>> START

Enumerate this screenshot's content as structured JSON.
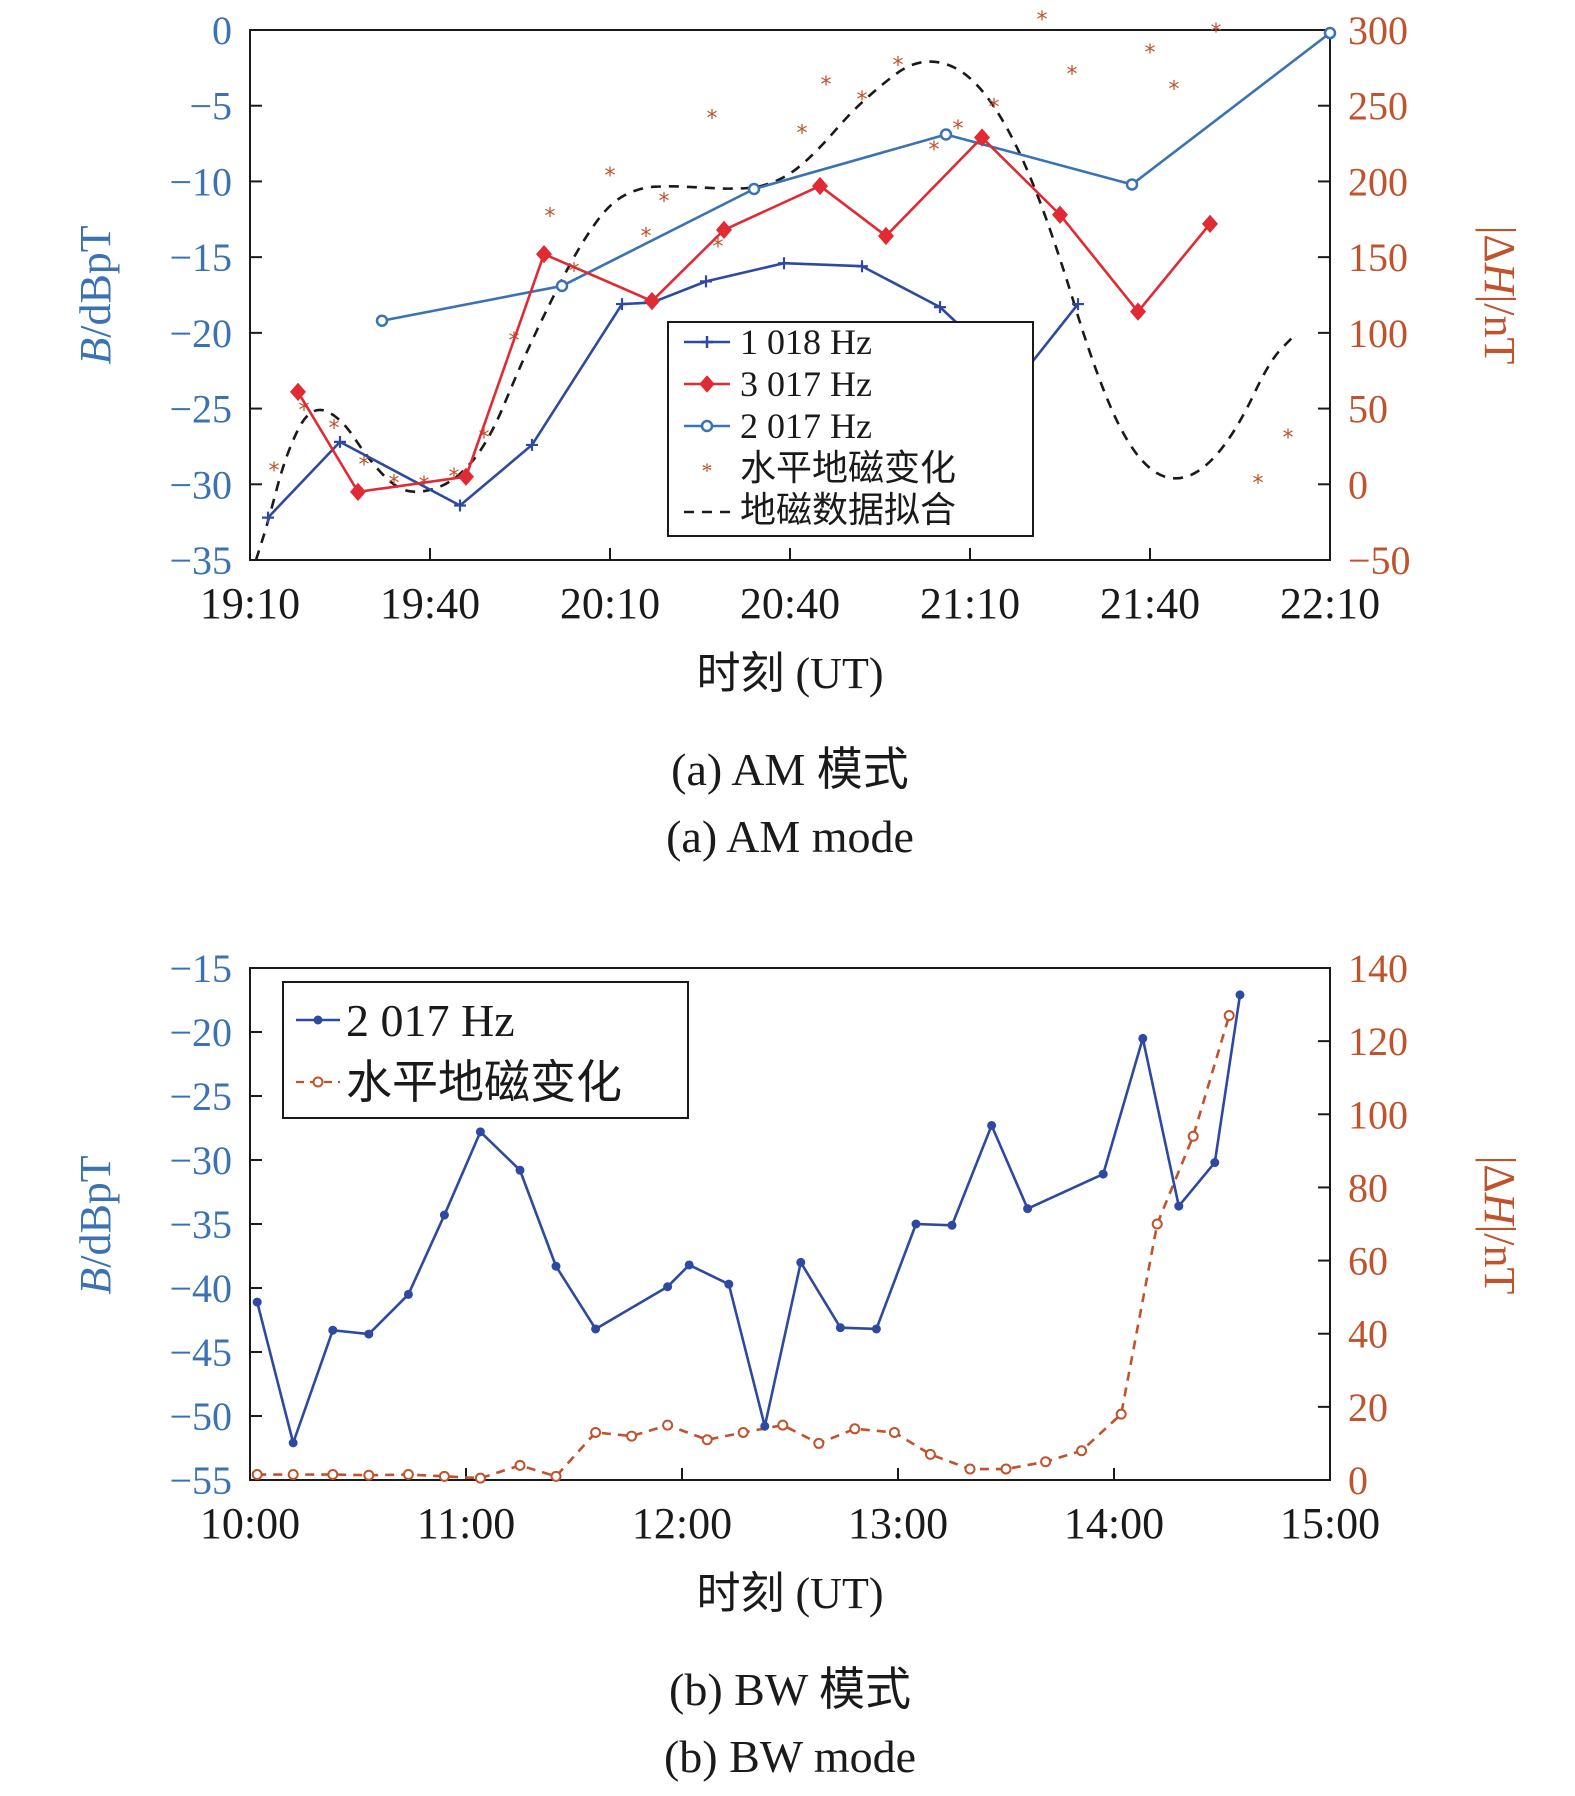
{
  "colors": {
    "left_axis": "#3a72b3",
    "right_axis": "#c0532b",
    "series_1018": "#2e4aa0",
    "series_3017": "#e02a34",
    "series_2017": "#3a72b3",
    "geomag_points": "#c0532b",
    "fit": "#1a1a1a",
    "bw_2017": "#2e4aa0",
    "bw_geomag": "#c0532b"
  },
  "chart_data": [
    {
      "type": "line",
      "caption_cn": "(a) AM 模式",
      "caption_en": "(a) AM mode",
      "xlabel": "时刻 (UT)",
      "ylabel_left_prefix": "B",
      "ylabel_left_suffix": "/dBpT",
      "ylabel_right_prefix": "|Δ",
      "ylabel_right_italic": "H",
      "ylabel_right_suffix": "|/nT",
      "x_ticks": [
        "19:10",
        "19:40",
        "20:10",
        "20:40",
        "21:10",
        "21:40",
        "22:10"
      ],
      "x_range_min": [
        1150,
        1330
      ],
      "ylim_left": [
        -35,
        0
      ],
      "yticks_left": [
        "0",
        "−5",
        "−10",
        "−15",
        "−20",
        "−25",
        "−30",
        "−35"
      ],
      "ylim_right": [
        -50,
        300
      ],
      "yticks_right": [
        "300",
        "250",
        "200",
        "150",
        "100",
        "50",
        "0",
        "−50"
      ],
      "grid": false,
      "legend_position": "center",
      "legend": {
        "s1018": "1 018 Hz",
        "s3017": "3 017 Hz",
        "s2017": "2 017 Hz",
        "geomag": "水平地磁变化",
        "fit": "地磁数据拟合"
      },
      "series": [
        {
          "name": "1 018 Hz",
          "axis": "left",
          "marker": "plus",
          "x": [
            1153,
            1165,
            1185,
            1197,
            1212,
            1217,
            1226,
            1239,
            1252,
            1265,
            1278,
            1288,
            1306,
            1320
          ],
          "y": [
            -32.2,
            -27.2,
            -31.4,
            -27.4,
            -18.1,
            -18.0,
            -16.6,
            -15.4,
            -15.6,
            -18.3,
            -23.1,
            -18.1,
            null,
            null
          ]
        },
        {
          "name": "3 017 Hz",
          "axis": "left",
          "marker": "diamond",
          "x": [
            1158,
            1168,
            1186,
            1199,
            1217,
            1229,
            1245,
            1256,
            1272,
            1285,
            1298,
            1310
          ],
          "y": [
            -23.9,
            -30.5,
            -29.5,
            -14.8,
            -17.9,
            -13.2,
            -10.3,
            -13.6,
            -7.1,
            -12.2,
            -18.6,
            -12.8
          ]
        },
        {
          "name": "2 017 Hz",
          "axis": "left",
          "marker": "circle",
          "x": [
            1172,
            1202,
            1234,
            1266,
            1297,
            1330
          ],
          "y": [
            -19.2,
            -16.9,
            -10.5,
            -6.9,
            -10.2,
            -0.2
          ]
        },
        {
          "name": "水平地磁变化",
          "axis": "right",
          "marker": "star",
          "x": [
            1154,
            1159,
            1164,
            1169,
            1174,
            1179,
            1184,
            1189,
            1194,
            1200,
            1204,
            1210,
            1216,
            1219,
            1227,
            1228,
            1242,
            1246,
            1252,
            1258,
            1264,
            1268,
            1274,
            1282,
            1287,
            1300,
            1304,
            1311,
            1318,
            1323
          ],
          "y": [
            10,
            50,
            38,
            14,
            2,
            1,
            6,
            32,
            96,
            178,
            142,
            205,
            165,
            188,
            243,
            158,
            233,
            265,
            255,
            278,
            222,
            236,
            250,
            308,
            272,
            286,
            262,
            300,
            2,
            32
          ]
        }
      ],
      "fit_points": [
        [
          1151,
          -50
        ],
        [
          1153,
          -25
        ],
        [
          1156,
          20
        ],
        [
          1160,
          52
        ],
        [
          1165,
          45
        ],
        [
          1170,
          15
        ],
        [
          1175,
          -5
        ],
        [
          1180,
          -5
        ],
        [
          1185,
          5
        ],
        [
          1190,
          30
        ],
        [
          1195,
          78
        ],
        [
          1200,
          120
        ],
        [
          1205,
          158
        ],
        [
          1210,
          186
        ],
        [
          1215,
          196
        ],
        [
          1220,
          197
        ],
        [
          1225,
          196
        ],
        [
          1230,
          195
        ],
        [
          1235,
          196
        ],
        [
          1240,
          204
        ],
        [
          1245,
          222
        ],
        [
          1250,
          245
        ],
        [
          1255,
          263
        ],
        [
          1260,
          278
        ],
        [
          1265,
          280
        ],
        [
          1270,
          270
        ],
        [
          1275,
          245
        ],
        [
          1280,
          205
        ],
        [
          1285,
          150
        ],
        [
          1290,
          85
        ],
        [
          1295,
          35
        ],
        [
          1300,
          8
        ],
        [
          1305,
          2
        ],
        [
          1310,
          13
        ],
        [
          1315,
          40
        ],
        [
          1320,
          82
        ],
        [
          1324,
          98
        ]
      ]
    },
    {
      "type": "line",
      "caption_cn": "(b) BW 模式",
      "caption_en": "(b) BW mode",
      "xlabel": "时刻 (UT)",
      "ylabel_left_prefix": "B",
      "ylabel_left_suffix": "/dBpT",
      "ylabel_right_prefix": "|Δ",
      "ylabel_right_italic": "H",
      "ylabel_right_suffix": "|/nT",
      "x_ticks": [
        "10:00",
        "11:00",
        "12:00",
        "13:00",
        "14:00",
        "15:00"
      ],
      "ylim_left": [
        -55,
        -15
      ],
      "yticks_left": [
        "−15",
        "−20",
        "−25",
        "−30",
        "−35",
        "−40",
        "−45",
        "−50",
        "−55"
      ],
      "ylim_right": [
        0,
        140
      ],
      "yticks_right": [
        "140",
        "120",
        "100",
        "80",
        "60",
        "40",
        "20",
        "0"
      ],
      "grid": false,
      "legend_position": "top-left",
      "legend": {
        "s2017": "2 017 Hz",
        "geomag": "水平地磁变化"
      },
      "series": [
        {
          "name": "2 017 Hz",
          "axis": "left",
          "marker": "dot",
          "x": [
            602,
            612,
            623,
            633,
            644,
            654,
            664,
            675,
            685,
            696,
            716,
            722,
            733,
            743,
            753,
            764,
            774,
            785,
            795,
            806,
            816,
            837,
            848,
            858,
            868,
            875,
            880,
            885,
            890,
            897
          ],
          "y": [
            -41.1,
            -52.1,
            -43.3,
            -43.6,
            -40.5,
            -34.3,
            -27.8,
            -30.8,
            -38.3,
            -43.2,
            -39.9,
            -38.2,
            -39.7,
            -50.8,
            -38.0,
            -43.1,
            -43.2,
            -35.0,
            -35.1,
            -27.3,
            -33.8,
            -31.1,
            -20.5,
            -33.6,
            -30.2,
            -17.1,
            null,
            null,
            null,
            null
          ]
        },
        {
          "name": "水平地磁变化",
          "axis": "right",
          "marker": "open-circle",
          "x": [
            602,
            612,
            623,
            633,
            644,
            654,
            664,
            675,
            685,
            696,
            706,
            716,
            727,
            737,
            748,
            758,
            768,
            779,
            789,
            800,
            810,
            821,
            831,
            842,
            852,
            862,
            872,
            883,
            893,
            900
          ],
          "y": [
            1.5,
            1.5,
            1.5,
            1.3,
            1.5,
            1,
            0.5,
            4,
            1,
            13,
            12,
            15,
            11,
            13,
            15,
            10,
            14,
            13,
            7,
            3,
            3,
            5,
            8,
            18,
            70,
            94,
            127,
            null,
            null,
            null
          ]
        }
      ]
    }
  ]
}
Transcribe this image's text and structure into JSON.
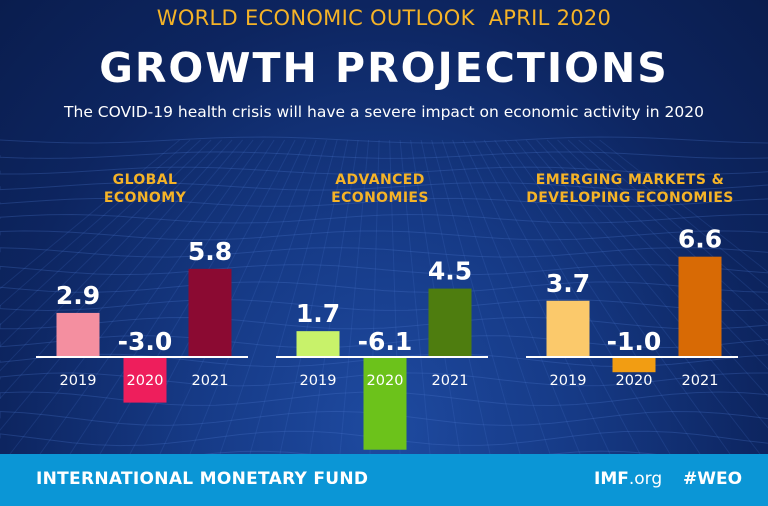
{
  "header": {
    "kicker": "WORLD ECONOMIC OUTLOOK  APRIL 2020",
    "title": "GROWTH PROJECTIONS",
    "subtitle": "The COVID-19 health crisis will have a severe impact on economic activity in 2020"
  },
  "chart_data": [
    {
      "type": "bar",
      "title": "GLOBAL ECONOMY",
      "categories": [
        "2019",
        "2020",
        "2021"
      ],
      "values": [
        2.9,
        -3.0,
        5.8
      ],
      "value_labels": [
        "2.9",
        "-3.0",
        "5.8"
      ],
      "colors": [
        "#f48fa0",
        "#ee1e5c",
        "#8b0a32"
      ],
      "xlabel": "",
      "ylabel": ""
    },
    {
      "type": "bar",
      "title": "ADVANCED ECONOMIES",
      "categories": [
        "2019",
        "2020",
        "2021"
      ],
      "values": [
        1.7,
        -6.1,
        4.5
      ],
      "value_labels": [
        "1.7",
        "-6.1",
        "4.5"
      ],
      "colors": [
        "#c8f26a",
        "#6cc21b",
        "#4e7d0f"
      ],
      "xlabel": "",
      "ylabel": ""
    },
    {
      "type": "bar",
      "title": "EMERGING MARKETS & DEVELOPING ECONOMIES",
      "categories": [
        "2019",
        "2020",
        "2021"
      ],
      "values": [
        3.7,
        -1.0,
        6.6
      ],
      "value_labels": [
        "3.7",
        "-1.0",
        "6.6"
      ],
      "colors": [
        "#fbc96b",
        "#f29d12",
        "#d86a05"
      ],
      "xlabel": "",
      "ylabel": ""
    }
  ],
  "panels": [
    {
      "title_line1": "GLOBAL",
      "title_line2": "ECONOMY"
    },
    {
      "title_line1": "ADVANCED",
      "title_line2": "ECONOMIES"
    },
    {
      "title_line1": "EMERGING MARKETS &",
      "title_line2": "DEVELOPING ECONOMIES"
    }
  ],
  "footer": {
    "org": "INTERNATIONAL MONETARY FUND",
    "site_main": "IMF",
    "site_suffix": ".org",
    "hashtag": "#WEO"
  },
  "colors": {
    "background": "#0b1f52",
    "accent": "#f5b327",
    "footer": "#0b96d6"
  }
}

>> END

> _GOAL OF THE EXERCISE_
Copy each line of the data that contains the word "ECONOMIES".

> _COMPLETED TASK_
      "title": "ADVANCED ECONOMIES",
      "title": "EMERGING MARKETS & DEVELOPING ECONOMIES",
      "title_line2": "ECONOMIES"
      "title_line2": "DEVELOPING ECONOMIES"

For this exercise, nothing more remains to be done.